RECORDS FOR THIS TASK |
_____
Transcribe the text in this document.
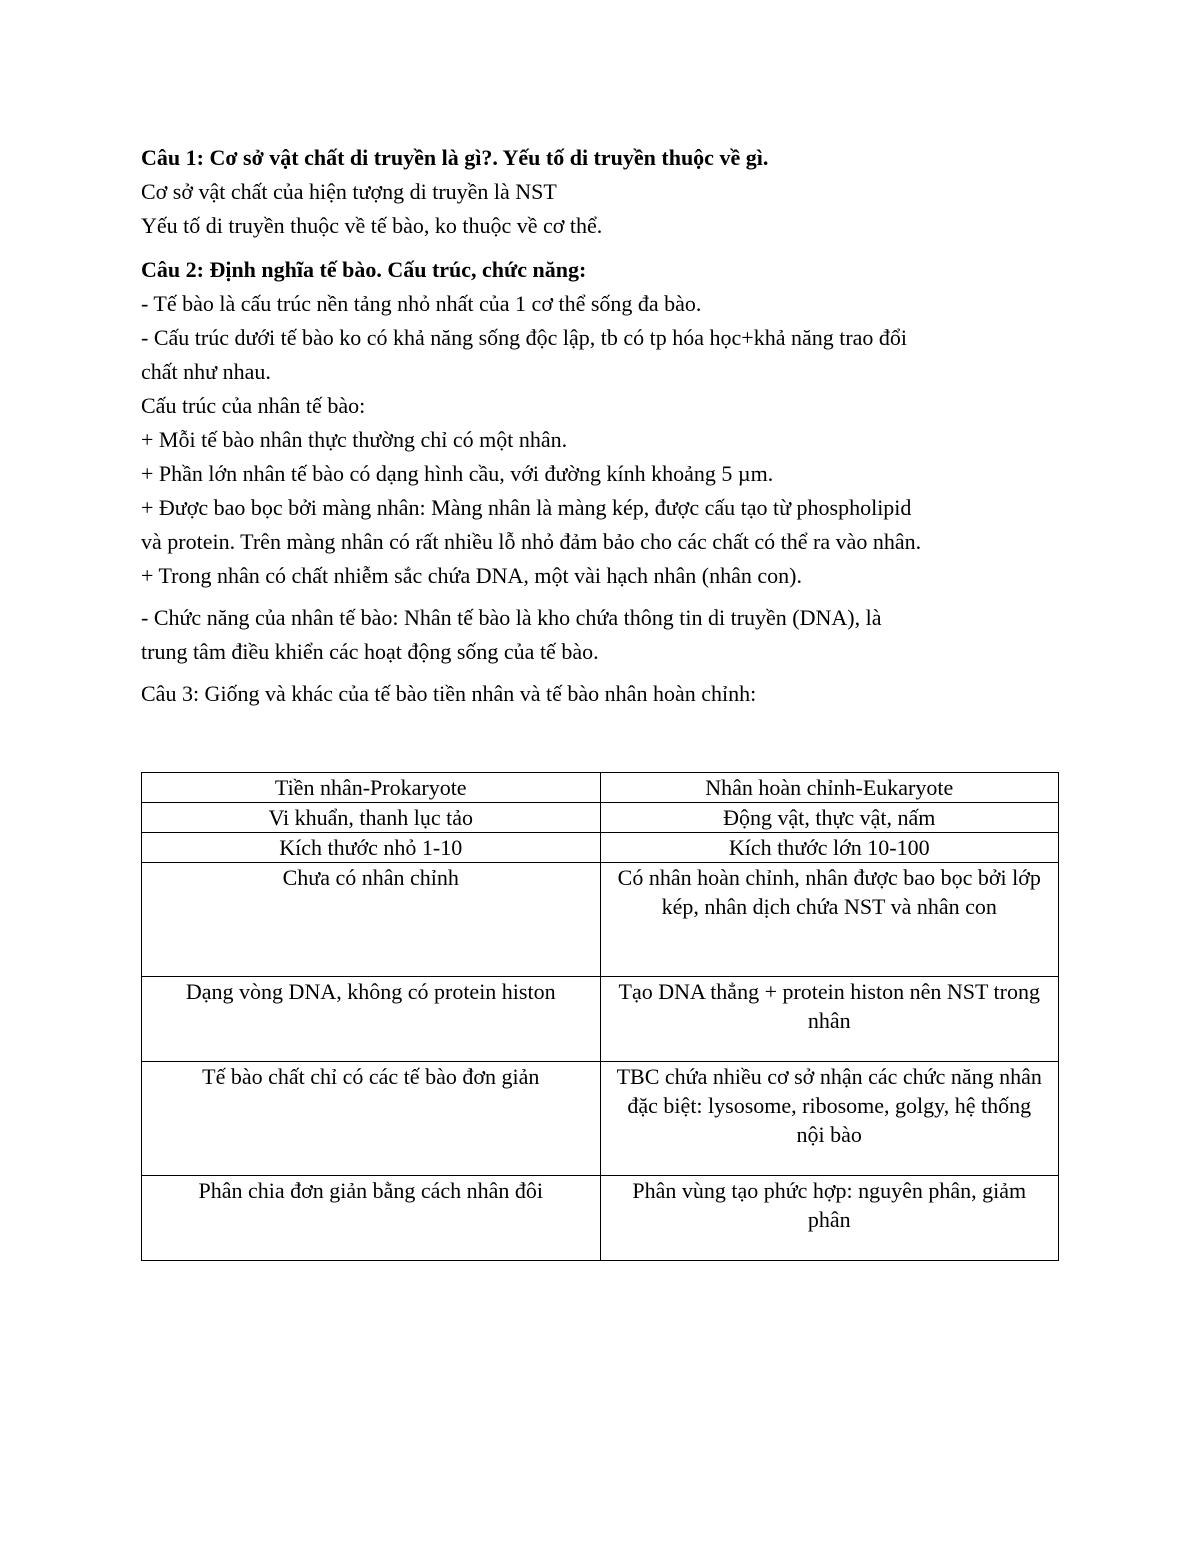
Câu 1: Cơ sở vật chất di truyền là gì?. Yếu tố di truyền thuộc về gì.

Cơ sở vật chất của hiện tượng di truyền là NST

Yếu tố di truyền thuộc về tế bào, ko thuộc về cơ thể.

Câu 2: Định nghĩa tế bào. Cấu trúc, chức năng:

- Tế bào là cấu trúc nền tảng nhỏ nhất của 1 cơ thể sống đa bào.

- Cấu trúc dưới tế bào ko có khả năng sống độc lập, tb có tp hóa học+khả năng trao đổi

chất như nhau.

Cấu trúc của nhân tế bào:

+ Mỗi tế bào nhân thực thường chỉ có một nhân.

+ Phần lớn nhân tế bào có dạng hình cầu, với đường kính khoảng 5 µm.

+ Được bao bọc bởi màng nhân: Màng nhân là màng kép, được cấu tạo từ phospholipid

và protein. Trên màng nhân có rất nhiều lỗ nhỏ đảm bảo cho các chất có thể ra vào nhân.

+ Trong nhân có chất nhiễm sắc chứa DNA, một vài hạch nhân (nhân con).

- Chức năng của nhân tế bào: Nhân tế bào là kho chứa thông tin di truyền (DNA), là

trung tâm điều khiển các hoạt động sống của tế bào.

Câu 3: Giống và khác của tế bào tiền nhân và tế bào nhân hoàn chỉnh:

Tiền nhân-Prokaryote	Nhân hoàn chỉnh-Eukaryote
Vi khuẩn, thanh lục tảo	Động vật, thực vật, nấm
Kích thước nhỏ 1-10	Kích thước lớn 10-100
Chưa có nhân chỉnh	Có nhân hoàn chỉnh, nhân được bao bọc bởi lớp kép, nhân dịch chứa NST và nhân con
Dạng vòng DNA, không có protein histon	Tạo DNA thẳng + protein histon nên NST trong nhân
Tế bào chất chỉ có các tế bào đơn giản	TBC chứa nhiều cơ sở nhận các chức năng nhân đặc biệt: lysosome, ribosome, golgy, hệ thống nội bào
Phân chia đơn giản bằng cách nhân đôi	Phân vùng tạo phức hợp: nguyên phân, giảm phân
_____
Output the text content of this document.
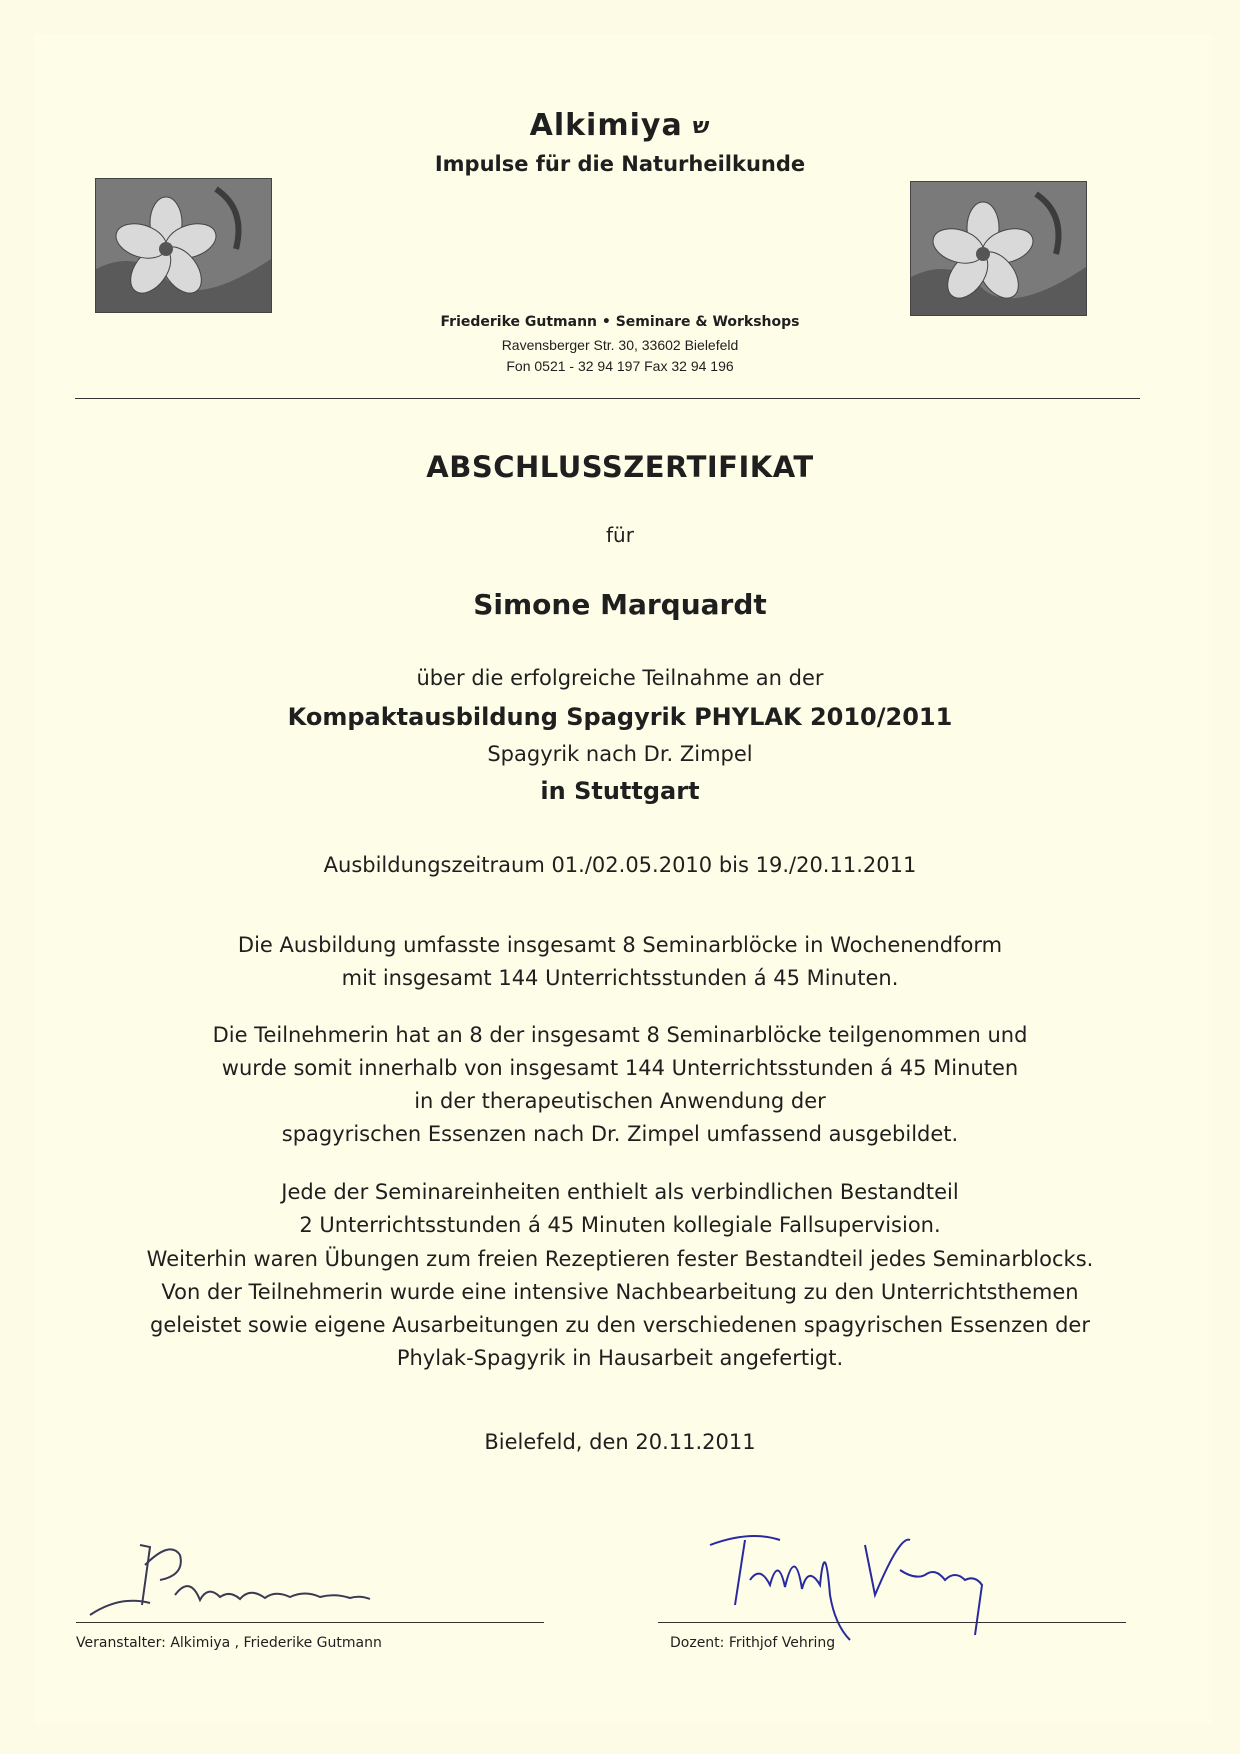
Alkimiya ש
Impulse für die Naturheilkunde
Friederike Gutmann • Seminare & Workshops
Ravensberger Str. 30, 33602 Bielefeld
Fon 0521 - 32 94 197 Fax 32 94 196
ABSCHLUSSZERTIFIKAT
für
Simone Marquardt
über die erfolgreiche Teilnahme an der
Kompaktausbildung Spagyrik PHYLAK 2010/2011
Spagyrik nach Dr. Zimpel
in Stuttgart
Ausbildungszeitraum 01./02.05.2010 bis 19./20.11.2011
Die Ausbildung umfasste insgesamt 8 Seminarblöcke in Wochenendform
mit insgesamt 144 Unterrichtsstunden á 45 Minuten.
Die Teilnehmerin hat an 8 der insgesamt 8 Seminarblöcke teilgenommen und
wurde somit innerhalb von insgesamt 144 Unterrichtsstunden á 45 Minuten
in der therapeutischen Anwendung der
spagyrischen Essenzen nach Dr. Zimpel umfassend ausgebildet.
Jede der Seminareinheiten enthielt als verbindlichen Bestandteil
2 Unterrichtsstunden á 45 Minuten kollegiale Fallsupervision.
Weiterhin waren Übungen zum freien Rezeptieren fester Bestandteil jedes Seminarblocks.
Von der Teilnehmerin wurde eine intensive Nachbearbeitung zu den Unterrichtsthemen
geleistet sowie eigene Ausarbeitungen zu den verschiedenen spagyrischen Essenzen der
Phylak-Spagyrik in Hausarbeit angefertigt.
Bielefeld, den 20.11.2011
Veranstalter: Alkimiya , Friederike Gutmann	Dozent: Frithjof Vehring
_____
TASK BRIEF |
Select every line above that contains the word "insgesamt", and copy it.

REPLY |
Die Ausbildung umfasste insgesamt 8 Seminarblöcke in Wochenendform
mit insgesamt 144 Unterrichtsstunden á 45 Minuten.
Die Teilnehmerin hat an 8 der insgesamt 8 Seminarblöcke teilgenommen und
wurde somit innerhalb von insgesamt 144 Unterrichtsstunden á 45 Minuten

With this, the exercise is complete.